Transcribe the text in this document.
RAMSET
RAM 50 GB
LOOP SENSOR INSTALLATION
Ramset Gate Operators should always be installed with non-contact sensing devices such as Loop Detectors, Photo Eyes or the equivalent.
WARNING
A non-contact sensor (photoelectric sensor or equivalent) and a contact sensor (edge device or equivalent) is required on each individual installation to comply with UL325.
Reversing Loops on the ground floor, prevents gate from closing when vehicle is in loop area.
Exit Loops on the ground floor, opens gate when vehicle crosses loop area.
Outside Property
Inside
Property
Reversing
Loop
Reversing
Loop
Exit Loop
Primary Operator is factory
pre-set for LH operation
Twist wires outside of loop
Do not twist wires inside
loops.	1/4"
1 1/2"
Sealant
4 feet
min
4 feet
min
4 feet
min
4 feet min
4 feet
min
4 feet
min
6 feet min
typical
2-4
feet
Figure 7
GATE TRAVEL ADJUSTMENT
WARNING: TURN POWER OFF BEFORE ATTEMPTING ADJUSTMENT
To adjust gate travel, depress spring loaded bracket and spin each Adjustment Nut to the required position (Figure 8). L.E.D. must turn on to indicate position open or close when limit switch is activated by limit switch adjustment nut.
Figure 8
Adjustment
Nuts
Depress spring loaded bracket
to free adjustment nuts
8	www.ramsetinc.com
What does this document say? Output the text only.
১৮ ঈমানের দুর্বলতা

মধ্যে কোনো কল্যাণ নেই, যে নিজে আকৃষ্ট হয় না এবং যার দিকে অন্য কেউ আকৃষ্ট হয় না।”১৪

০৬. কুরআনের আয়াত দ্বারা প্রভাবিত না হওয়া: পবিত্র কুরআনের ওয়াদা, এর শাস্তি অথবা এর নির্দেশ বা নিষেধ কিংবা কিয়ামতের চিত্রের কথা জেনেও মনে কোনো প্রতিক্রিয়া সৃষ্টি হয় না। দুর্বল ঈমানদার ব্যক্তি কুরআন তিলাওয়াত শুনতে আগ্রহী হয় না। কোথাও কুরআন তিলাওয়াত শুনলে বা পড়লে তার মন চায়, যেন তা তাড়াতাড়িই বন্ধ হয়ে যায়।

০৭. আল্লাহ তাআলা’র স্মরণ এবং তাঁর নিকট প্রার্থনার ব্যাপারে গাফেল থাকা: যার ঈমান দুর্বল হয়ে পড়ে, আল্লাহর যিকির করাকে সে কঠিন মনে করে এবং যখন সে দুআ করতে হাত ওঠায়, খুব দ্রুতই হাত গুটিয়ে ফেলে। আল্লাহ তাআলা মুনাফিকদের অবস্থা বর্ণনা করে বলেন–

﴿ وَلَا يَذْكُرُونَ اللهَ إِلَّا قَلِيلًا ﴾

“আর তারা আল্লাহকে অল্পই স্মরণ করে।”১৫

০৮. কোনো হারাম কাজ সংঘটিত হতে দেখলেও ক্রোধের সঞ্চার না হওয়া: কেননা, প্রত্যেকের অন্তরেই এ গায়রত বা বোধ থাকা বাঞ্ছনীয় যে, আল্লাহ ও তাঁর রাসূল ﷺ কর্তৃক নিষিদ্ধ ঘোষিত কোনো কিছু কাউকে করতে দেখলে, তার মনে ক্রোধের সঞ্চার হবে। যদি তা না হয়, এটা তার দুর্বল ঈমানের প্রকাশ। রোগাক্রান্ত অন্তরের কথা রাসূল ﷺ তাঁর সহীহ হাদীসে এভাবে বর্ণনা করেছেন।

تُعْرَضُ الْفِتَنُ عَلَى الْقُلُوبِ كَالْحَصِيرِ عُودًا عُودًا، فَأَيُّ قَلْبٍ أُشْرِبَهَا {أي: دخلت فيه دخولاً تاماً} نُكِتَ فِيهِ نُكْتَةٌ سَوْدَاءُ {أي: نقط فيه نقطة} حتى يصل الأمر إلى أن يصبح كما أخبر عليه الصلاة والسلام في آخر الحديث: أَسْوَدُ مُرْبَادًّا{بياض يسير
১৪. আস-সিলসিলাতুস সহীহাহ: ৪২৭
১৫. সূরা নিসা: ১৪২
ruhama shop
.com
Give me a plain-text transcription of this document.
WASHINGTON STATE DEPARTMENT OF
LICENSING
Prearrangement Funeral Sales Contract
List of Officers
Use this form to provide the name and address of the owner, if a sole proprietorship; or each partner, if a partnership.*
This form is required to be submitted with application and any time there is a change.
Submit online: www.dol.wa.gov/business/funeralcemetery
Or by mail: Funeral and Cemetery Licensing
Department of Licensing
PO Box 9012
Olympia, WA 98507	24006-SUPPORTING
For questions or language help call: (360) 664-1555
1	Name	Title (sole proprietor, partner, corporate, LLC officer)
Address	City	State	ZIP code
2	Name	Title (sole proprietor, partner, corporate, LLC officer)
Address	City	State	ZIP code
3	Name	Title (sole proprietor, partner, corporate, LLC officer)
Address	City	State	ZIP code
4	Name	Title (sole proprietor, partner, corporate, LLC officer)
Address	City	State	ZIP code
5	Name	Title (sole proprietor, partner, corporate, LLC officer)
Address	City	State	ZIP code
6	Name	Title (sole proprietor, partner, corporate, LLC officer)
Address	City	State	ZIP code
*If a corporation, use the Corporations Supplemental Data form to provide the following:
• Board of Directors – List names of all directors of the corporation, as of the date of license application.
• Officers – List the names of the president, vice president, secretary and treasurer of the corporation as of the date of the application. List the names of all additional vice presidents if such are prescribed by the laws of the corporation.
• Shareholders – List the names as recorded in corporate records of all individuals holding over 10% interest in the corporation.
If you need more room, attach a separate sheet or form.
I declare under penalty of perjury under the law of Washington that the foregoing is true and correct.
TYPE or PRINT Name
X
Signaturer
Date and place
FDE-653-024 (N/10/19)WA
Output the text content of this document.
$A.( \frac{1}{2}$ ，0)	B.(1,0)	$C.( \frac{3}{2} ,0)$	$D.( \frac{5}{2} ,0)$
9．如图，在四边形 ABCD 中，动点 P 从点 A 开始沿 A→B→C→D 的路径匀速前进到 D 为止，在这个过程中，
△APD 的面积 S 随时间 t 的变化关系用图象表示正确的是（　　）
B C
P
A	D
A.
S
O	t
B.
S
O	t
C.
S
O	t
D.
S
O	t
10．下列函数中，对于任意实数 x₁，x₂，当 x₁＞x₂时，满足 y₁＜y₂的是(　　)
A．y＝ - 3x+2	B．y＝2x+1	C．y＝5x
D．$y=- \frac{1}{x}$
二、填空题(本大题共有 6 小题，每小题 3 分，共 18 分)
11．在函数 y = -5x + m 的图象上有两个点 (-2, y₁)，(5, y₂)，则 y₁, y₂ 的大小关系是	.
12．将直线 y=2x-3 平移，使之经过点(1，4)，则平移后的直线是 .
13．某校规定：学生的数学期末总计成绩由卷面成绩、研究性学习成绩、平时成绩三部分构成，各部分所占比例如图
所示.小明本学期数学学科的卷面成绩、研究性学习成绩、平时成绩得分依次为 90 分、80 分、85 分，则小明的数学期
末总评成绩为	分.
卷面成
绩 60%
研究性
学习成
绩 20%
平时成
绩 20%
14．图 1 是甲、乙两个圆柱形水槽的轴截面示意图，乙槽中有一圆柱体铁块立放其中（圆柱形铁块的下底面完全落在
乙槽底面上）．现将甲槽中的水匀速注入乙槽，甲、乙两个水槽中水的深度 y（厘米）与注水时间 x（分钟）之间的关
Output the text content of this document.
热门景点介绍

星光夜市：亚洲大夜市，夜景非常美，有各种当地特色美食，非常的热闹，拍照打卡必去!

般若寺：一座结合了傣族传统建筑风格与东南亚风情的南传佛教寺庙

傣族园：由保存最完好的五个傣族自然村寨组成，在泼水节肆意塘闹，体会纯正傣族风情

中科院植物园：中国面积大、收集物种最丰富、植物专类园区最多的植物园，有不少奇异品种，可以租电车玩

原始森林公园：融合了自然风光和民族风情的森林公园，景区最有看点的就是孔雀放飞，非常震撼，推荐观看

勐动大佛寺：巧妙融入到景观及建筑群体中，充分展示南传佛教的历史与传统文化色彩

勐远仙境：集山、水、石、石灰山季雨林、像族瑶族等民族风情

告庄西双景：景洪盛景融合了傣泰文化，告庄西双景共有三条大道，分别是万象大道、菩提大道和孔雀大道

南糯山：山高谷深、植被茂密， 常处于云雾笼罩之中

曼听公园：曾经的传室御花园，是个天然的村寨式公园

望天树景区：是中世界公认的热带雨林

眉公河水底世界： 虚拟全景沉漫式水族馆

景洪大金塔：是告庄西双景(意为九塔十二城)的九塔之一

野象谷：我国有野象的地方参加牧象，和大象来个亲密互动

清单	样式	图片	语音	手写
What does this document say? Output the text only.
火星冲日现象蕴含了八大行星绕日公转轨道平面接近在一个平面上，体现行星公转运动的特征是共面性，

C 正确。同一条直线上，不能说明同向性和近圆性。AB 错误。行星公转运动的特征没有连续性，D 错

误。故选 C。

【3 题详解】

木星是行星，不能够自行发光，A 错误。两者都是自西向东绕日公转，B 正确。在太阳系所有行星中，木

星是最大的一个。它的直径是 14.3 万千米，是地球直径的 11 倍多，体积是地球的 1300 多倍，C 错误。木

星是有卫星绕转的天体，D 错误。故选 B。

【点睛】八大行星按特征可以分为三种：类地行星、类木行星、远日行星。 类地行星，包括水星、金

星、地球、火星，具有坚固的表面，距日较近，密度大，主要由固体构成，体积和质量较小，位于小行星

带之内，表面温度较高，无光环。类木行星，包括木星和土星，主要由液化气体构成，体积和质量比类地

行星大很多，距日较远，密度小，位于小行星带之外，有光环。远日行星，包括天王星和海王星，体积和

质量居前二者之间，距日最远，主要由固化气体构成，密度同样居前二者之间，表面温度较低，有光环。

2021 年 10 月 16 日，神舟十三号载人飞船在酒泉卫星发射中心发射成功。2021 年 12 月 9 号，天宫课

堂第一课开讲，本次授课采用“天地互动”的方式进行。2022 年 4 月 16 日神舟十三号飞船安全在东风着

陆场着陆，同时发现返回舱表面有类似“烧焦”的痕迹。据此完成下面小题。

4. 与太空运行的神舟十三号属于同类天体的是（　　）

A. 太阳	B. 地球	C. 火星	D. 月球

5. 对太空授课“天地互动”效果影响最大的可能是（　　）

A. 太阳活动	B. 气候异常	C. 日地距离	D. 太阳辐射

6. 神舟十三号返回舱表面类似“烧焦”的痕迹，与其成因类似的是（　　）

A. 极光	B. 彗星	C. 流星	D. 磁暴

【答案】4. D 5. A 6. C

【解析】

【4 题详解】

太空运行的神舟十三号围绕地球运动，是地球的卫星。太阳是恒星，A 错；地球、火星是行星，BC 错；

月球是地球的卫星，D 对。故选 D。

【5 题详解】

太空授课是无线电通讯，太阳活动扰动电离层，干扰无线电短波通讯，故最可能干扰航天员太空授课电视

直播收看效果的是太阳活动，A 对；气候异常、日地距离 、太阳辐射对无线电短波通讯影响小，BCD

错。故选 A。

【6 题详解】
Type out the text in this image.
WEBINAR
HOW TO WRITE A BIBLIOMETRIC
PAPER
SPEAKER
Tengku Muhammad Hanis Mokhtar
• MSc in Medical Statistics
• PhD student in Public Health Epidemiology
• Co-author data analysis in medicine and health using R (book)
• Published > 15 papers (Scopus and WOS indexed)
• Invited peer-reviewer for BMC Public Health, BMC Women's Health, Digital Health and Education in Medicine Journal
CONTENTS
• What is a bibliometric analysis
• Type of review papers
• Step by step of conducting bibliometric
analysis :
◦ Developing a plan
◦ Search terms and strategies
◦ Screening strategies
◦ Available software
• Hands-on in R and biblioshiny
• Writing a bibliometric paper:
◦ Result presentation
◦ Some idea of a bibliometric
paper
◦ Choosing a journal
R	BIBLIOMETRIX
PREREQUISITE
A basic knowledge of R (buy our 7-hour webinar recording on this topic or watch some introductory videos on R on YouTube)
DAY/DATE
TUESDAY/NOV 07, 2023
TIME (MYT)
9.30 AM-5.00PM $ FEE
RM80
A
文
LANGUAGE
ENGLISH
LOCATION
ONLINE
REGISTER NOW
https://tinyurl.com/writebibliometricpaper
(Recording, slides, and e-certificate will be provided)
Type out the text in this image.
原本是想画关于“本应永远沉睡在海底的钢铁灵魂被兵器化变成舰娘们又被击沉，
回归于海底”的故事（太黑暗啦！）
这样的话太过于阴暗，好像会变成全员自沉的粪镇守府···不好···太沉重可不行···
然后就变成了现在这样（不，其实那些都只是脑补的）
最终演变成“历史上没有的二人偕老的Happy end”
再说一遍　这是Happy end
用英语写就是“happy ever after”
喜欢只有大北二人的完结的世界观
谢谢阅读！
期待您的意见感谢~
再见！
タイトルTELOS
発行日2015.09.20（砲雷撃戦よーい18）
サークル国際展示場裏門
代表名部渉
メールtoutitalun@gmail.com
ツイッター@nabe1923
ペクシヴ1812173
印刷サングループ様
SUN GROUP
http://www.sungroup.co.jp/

§ Requirements:
In the entries above, find lines with "frac" and copy each.

§ In response:
$A.( \frac{1}{2}$ ，0)	B.(1,0)	$C.( \frac{3}{2} ,0)$	$D.( \frac{5}{2} ,0)$
D．$y=- \frac{1}{x}$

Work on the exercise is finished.